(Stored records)
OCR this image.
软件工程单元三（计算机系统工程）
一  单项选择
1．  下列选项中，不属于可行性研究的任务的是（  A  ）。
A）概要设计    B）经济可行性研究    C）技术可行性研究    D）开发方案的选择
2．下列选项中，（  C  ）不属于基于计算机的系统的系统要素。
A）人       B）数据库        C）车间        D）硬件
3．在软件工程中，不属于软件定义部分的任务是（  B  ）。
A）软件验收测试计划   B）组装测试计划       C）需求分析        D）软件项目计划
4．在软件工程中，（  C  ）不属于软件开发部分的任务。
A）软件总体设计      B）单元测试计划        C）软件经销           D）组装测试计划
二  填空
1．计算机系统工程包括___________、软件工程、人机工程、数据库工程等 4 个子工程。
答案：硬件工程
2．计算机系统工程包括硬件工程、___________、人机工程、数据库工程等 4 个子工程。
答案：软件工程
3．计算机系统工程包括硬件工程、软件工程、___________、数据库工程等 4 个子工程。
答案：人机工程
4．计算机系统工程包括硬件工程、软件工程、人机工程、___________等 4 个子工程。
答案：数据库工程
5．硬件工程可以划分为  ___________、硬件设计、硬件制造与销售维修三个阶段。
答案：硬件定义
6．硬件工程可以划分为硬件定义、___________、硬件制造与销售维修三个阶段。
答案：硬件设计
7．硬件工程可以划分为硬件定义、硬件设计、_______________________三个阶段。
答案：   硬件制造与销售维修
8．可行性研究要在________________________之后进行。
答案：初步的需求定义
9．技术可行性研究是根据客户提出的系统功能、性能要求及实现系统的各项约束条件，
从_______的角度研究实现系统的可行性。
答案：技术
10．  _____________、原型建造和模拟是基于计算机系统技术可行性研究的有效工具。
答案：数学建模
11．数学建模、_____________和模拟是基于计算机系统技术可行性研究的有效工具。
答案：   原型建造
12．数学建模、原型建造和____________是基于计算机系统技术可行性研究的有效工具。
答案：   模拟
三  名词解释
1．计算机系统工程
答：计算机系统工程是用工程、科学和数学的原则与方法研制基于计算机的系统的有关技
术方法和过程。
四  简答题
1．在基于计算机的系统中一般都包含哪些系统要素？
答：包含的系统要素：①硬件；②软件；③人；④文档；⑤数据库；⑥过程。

» What this task involves
Using the entries above, please restate each one word for word.

» Correct answer
OCR this image.
软件工程单元三（计算机系统工程）
一  单项选择
1．  下列选项中，不属于可行性研究的任务的是（  A  ）。
A）概要设计    B）经济可行性研究    C）技术可行性研究    D）开发方案的选择
2．下列选项中，（  C  ）不属于基于计算机的系统的系统要素。
A）人       B）数据库        C）车间        D）硬件
3．在软件工程中，不属于软件定义部分的任务是（  B  ）。
A）软件验收测试计划   B）组装测试计划       C）需求分析        D）软件项目计划
4．在软件工程中，（  C  ）不属于软件开发部分的任务。
A）软件总体设计      B）单元测试计划        C）软件经销           D）组装测试计划
二  填空
1．计算机系统工程包括___________、软件工程、人机工程、数据库工程等 4 个子工程。
答案：硬件工程
2．计算机系统工程包括硬件工程、___________、人机工程、数据库工程等 4 个子工程。
答案：软件工程
3．计算机系统工程包括硬件工程、软件工程、___________、数据库工程等 4 个子工程。
答案：人机工程
4．计算机系统工程包括硬件工程、软件工程、人机工程、___________等 4 个子工程。
答案：数据库工程
5．硬件工程可以划分为  ___________、硬件设计、硬件制造与销售维修三个阶段。
答案：硬件定义
6．硬件工程可以划分为硬件定义、___________、硬件制造与销售维修三个阶段。
答案：硬件设计
7．硬件工程可以划分为硬件定义、硬件设计、_______________________三个阶段。
答案：   硬件制造与销售维修
8．可行性研究要在________________________之后进行。
答案：初步的需求定义
9．技术可行性研究是根据客户提出的系统功能、性能要求及实现系统的各项约束条件，
从_______的角度研究实现系统的可行性。
答案：技术
10．  _____________、原型建造和模拟是基于计算机系统技术可行性研究的有效工具。
答案：数学建模
11．数学建模、_____________和模拟是基于计算机系统技术可行性研究的有效工具。
答案：   原型建造
12．数学建模、原型建造和____________是基于计算机系统技术可行性研究的有效工具。
答案：   模拟
三  名词解释
1．计算机系统工程
答：计算机系统工程是用工程、科学和数学的原则与方法研制基于计算机的系统的有关技
术方法和过程。
四  简答题
1．在基于计算机的系统中一般都包含哪些系统要素？
答：包含的系统要素：①硬件；②软件；③人；④文档；⑤数据库；⑥过程。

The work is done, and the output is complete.